What you will do
Leave out any pictures and transcribe all other data below exactly.
▼▼▼
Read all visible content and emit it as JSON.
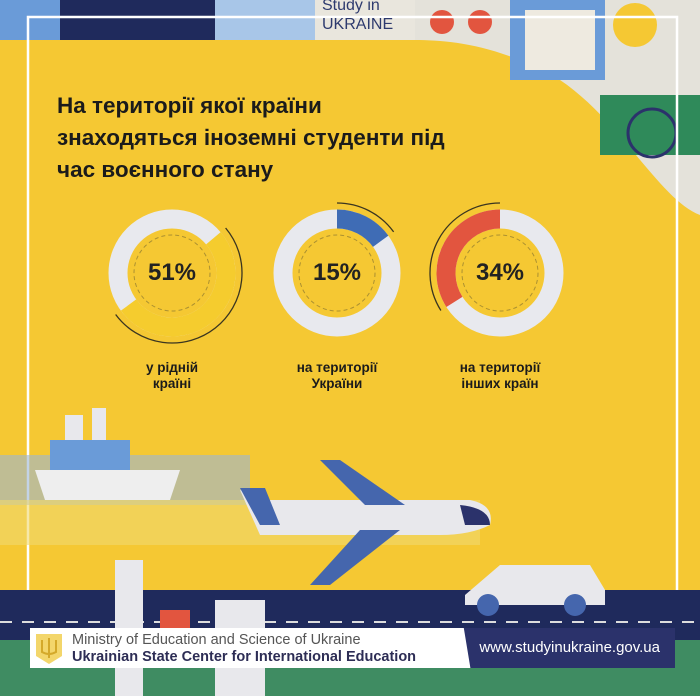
{
  "brand": {
    "line1": "Study in",
    "line2": "UKRAINE"
  },
  "title": [
    "На території якої країни",
    "знаходяться іноземні студенти під",
    "час воєнного стану"
  ],
  "chart_data": {
    "type": "pie",
    "title": "На території якої країни знаходяться іноземні студенти під час воєнного стану",
    "categories": [
      "у рідній країні",
      "на території України",
      "на території інших країн"
    ],
    "values": [
      51,
      15,
      34
    ],
    "unit": "%",
    "series_colors": [
      "#f5cc2e",
      "#3f6cb5",
      "#e2553f"
    ],
    "items": [
      {
        "value_label": "51%",
        "label": [
          "у рідній",
          "країні"
        ]
      },
      {
        "value_label": "15%",
        "label": [
          "на території",
          "України"
        ]
      },
      {
        "value_label": "34%",
        "label": [
          "на території",
          "інших країн"
        ]
      }
    ]
  },
  "footer": {
    "ministry": "Ministry of Education and Science of Ukraine",
    "center": "Ukrainian State Center for International Education",
    "url": "www.studyinukraine.gov.ua"
  }
}
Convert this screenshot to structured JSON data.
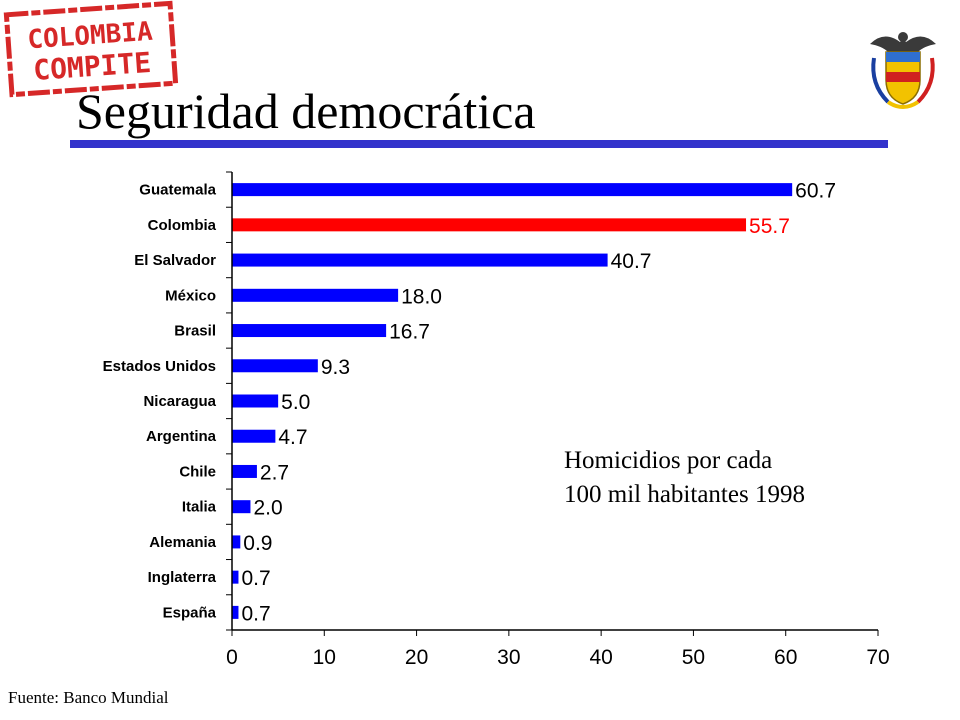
{
  "slide": {
    "title": "Seguridad democrática",
    "logo_text": [
      "COLOMBIA",
      "COMPITE"
    ],
    "annotation": [
      "Homicidios por cada",
      "100 mil habitantes 1998"
    ],
    "source": "Fuente: Banco Mundial"
  },
  "colors": {
    "accent": "#3333cc",
    "bar": "#0000ff",
    "highlight": "#ff0000",
    "stamp": "#d62828"
  },
  "chart_data": {
    "type": "bar",
    "orientation": "horizontal",
    "categories": [
      "Guatemala",
      "Colombia",
      "El Salvador",
      "México",
      "Brasil",
      "Estados Unidos",
      "Nicaragua",
      "Argentina",
      "Chile",
      "Italia",
      "Alemania",
      "Inglaterra",
      "España"
    ],
    "values": [
      60.7,
      55.7,
      40.7,
      18.0,
      16.7,
      9.3,
      5.0,
      4.7,
      2.7,
      2.0,
      0.9,
      0.7,
      0.7
    ],
    "data_labels": [
      "60.7",
      "55.7",
      "40.7",
      "18.0",
      "16.7",
      "9.3",
      "5.0",
      "4.7",
      "2.7",
      "2.0",
      "0.9",
      "0.7",
      "0.7"
    ],
    "highlight_category": "Colombia",
    "xlim": [
      0,
      70
    ],
    "xticks": [
      0,
      10,
      20,
      30,
      40,
      50,
      60,
      70
    ],
    "title": "",
    "xlabel": "",
    "ylabel": "",
    "grid": false,
    "legend": false
  }
}
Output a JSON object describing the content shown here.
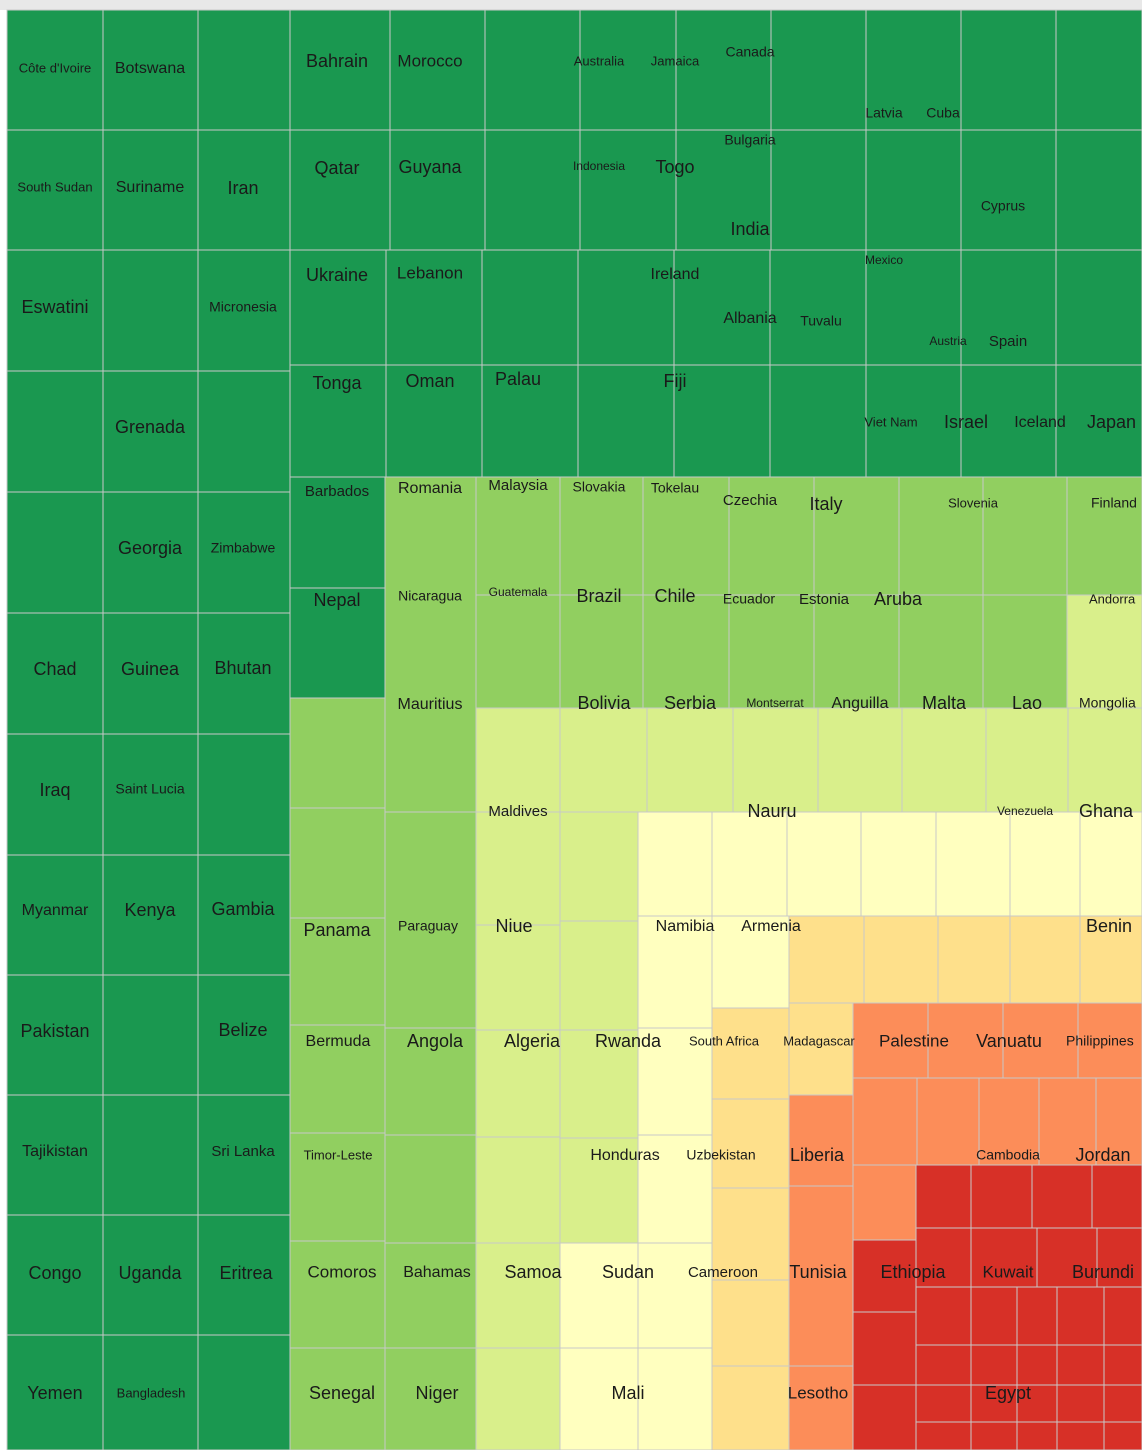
{
  "labels": [
    "Côte d'Ivoire",
    "Botswana",
    "South Sudan",
    "Suriname",
    "Iran",
    "Eswatini",
    "Micronesia",
    "Grenada",
    "Georgia",
    "Zimbabwe",
    "Chad",
    "Guinea",
    "Bhutan",
    "Iraq",
    "Saint Lucia",
    "Myanmar",
    "Kenya",
    "Gambia",
    "Pakistan",
    "Belize",
    "Tajikistan",
    "Sri Lanka",
    "Congo",
    "Uganda",
    "Eritrea",
    "Yemen",
    "Bangladesh",
    "Bahrain",
    "Morocco",
    "Australia",
    "Jamaica",
    "Canada",
    "Latvia",
    "Cuba",
    "Qatar",
    "Guyana",
    "Indonesia",
    "Togo",
    "Bulgaria",
    "India",
    "Cyprus",
    "Ukraine",
    "Lebanon",
    "Ireland",
    "Mexico",
    "Albania",
    "Tuvalu",
    "Austria",
    "Spain",
    "Tonga",
    "Oman",
    "Palau",
    "Fiji",
    "Viet Nam",
    "Israel",
    "Iceland",
    "Japan",
    "Barbados",
    "Nepal",
    "Romania",
    "Malaysia",
    "Slovakia",
    "Tokelau",
    "Czechia",
    "Italy",
    "Slovenia",
    "Finland",
    "Nicaragua",
    "Guatemala",
    "Brazil",
    "Chile",
    "Ecuador",
    "Estonia",
    "Aruba",
    "Andorra",
    "Mauritius",
    "Bolivia",
    "Serbia",
    "Montserrat",
    "Anguilla",
    "Malta",
    "Lao",
    "Mongolia",
    "Maldives",
    "Nauru",
    "Venezuela",
    "Ghana",
    "Panama",
    "Paraguay",
    "Niue",
    "Namibia",
    "Armenia",
    "Benin",
    "Bermuda",
    "Angola",
    "Algeria",
    "Rwanda",
    "South Africa",
    "Madagascar",
    "Palestine",
    "Vanuatu",
    "Philippines",
    "Timor-Leste",
    "Honduras",
    "Uzbekistan",
    "Liberia",
    "Cambodia",
    "Jordan",
    "Comoros",
    "Bahamas",
    "Samoa",
    "Sudan",
    "Cameroon",
    "Tunisia",
    "Ethiopia",
    "Kuwait",
    "Burundi",
    "Senegal",
    "Niger",
    "Mali",
    "Lesotho",
    "Egypt"
  ]
}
▲▲▲
Solution
Read all visible content and emit it as JSON.
{
  "brand": {
    "line1": "Study in",
    "line2": "UKRAINE"
  },
  "title": [
    "На території якої країни",
    "знаходяться іноземні студенти під",
    "час воєнного стану"
  ],
  "chart_data": {
    "type": "pie",
    "title": "На території якої країни знаходяться іноземні студенти під час воєнного стану",
    "categories": [
      "у рідній країні",
      "на території України",
      "на території інших країн"
    ],
    "values": [
      51,
      15,
      34
    ],
    "unit": "%",
    "series_colors": [
      "#f5cc2e",
      "#3f6cb5",
      "#e2553f"
    ],
    "items": [
      {
        "value_label": "51%",
        "label": [
          "у рідній",
          "країні"
        ]
      },
      {
        "value_label": "15%",
        "label": [
          "на території",
          "України"
        ]
      },
      {
        "value_label": "34%",
        "label": [
          "на території",
          "інших країн"
        ]
      }
    ]
  },
  "footer": {
    "ministry": "Ministry of Education and Science of Ukraine",
    "center": "Ukrainian State Center for International Education",
    "url": "www.studyinukraine.gov.ua"
  }
}
Convert this screenshot to structured JSON data.
{
  "slide": {
    "title": "Seguridad democrática",
    "logo_text": [
      "COLOMBIA",
      "COMPITE"
    ],
    "annotation": [
      "Homicidios por cada",
      "100 mil habitantes 1998"
    ],
    "source": "Fuente: Banco Mundial"
  },
  "colors": {
    "accent": "#3333cc",
    "bar": "#0000ff",
    "highlight": "#ff0000",
    "stamp": "#d62828"
  },
  "chart_data": {
    "type": "bar",
    "orientation": "horizontal",
    "categories": [
      "Guatemala",
      "Colombia",
      "El Salvador",
      "México",
      "Brasil",
      "Estados Unidos",
      "Nicaragua",
      "Argentina",
      "Chile",
      "Italia",
      "Alemania",
      "Inglaterra",
      "España"
    ],
    "values": [
      60.7,
      55.7,
      40.7,
      18.0,
      16.7,
      9.3,
      5.0,
      4.7,
      2.7,
      2.0,
      0.9,
      0.7,
      0.7
    ],
    "data_labels": [
      "60.7",
      "55.7",
      "40.7",
      "18.0",
      "16.7",
      "9.3",
      "5.0",
      "4.7",
      "2.7",
      "2.0",
      "0.9",
      "0.7",
      "0.7"
    ],
    "highlight_category": "Colombia",
    "xlim": [
      0,
      70
    ],
    "xticks": [
      0,
      10,
      20,
      30,
      40,
      50,
      60,
      70
    ],
    "title": "",
    "xlabel": "",
    "ylabel": "",
    "grid": false,
    "legend": false
  }
}
Output a JSON object describing the content shown here.
{
  "labels": [
    "Côte d'Ivoire",
    "Botswana",
    "South Sudan",
    "Suriname",
    "Iran",
    "Eswatini",
    "Micronesia",
    "Grenada",
    "Georgia",
    "Zimbabwe",
    "Chad",
    "Guinea",
    "Bhutan",
    "Iraq",
    "Saint Lucia",
    "Myanmar",
    "Kenya",
    "Gambia",
    "Pakistan",
    "Belize",
    "Tajikistan",
    "Sri Lanka",
    "Congo",
    "Uganda",
    "Eritrea",
    "Yemen",
    "Bangladesh",
    "Bahrain",
    "Morocco",
    "Australia",
    "Jamaica",
    "Canada",
    "Latvia",
    "Cuba",
    "Qatar",
    "Guyana",
    "Indonesia",
    "Togo",
    "Bulgaria",
    "India",
    "Cyprus",
    "Ukraine",
    "Lebanon",
    "Ireland",
    "Mexico",
    "Albania",
    "Tuvalu",
    "Austria",
    "Spain",
    "Tonga",
    "Oman",
    "Palau",
    "Fiji",
    "Viet Nam",
    "Israel",
    "Iceland",
    "Japan",
    "Barbados",
    "Nepal",
    "Romania",
    "Malaysia",
    "Slovakia",
    "Tokelau",
    "Czechia",
    "Italy",
    "Slovenia",
    "Finland",
    "Nicaragua",
    "Guatemala",
    "Brazil",
    "Chile",
    "Ecuador",
    "Estonia",
    "Aruba",
    "Andorra",
    "Mauritius",
    "Bolivia",
    "Serbia",
    "Montserrat",
    "Anguilla",
    "Malta",
    "Lao",
    "Mongolia",
    "Maldives",
    "Nauru",
    "Venezuela",
    "Ghana",
    "Panama",
    "Paraguay",
    "Niue",
    "Namibia",
    "Armenia",
    "Benin",
    "Bermuda",
    "Angola",
    "Algeria",
    "Rwanda",
    "South Africa",
    "Madagascar",
    "Palestine",
    "Vanuatu",
    "Philippines",
    "Timor-Leste",
    "Honduras",
    "Uzbekistan",
    "Liberia",
    "Cambodia",
    "Jordan",
    "Comoros",
    "Bahamas",
    "Samoa",
    "Sudan",
    "Cameroon",
    "Tunisia",
    "Ethiopia",
    "Kuwait",
    "Burundi",
    "Senegal",
    "Niger",
    "Mali",
    "Lesotho",
    "Egypt"
  ]
}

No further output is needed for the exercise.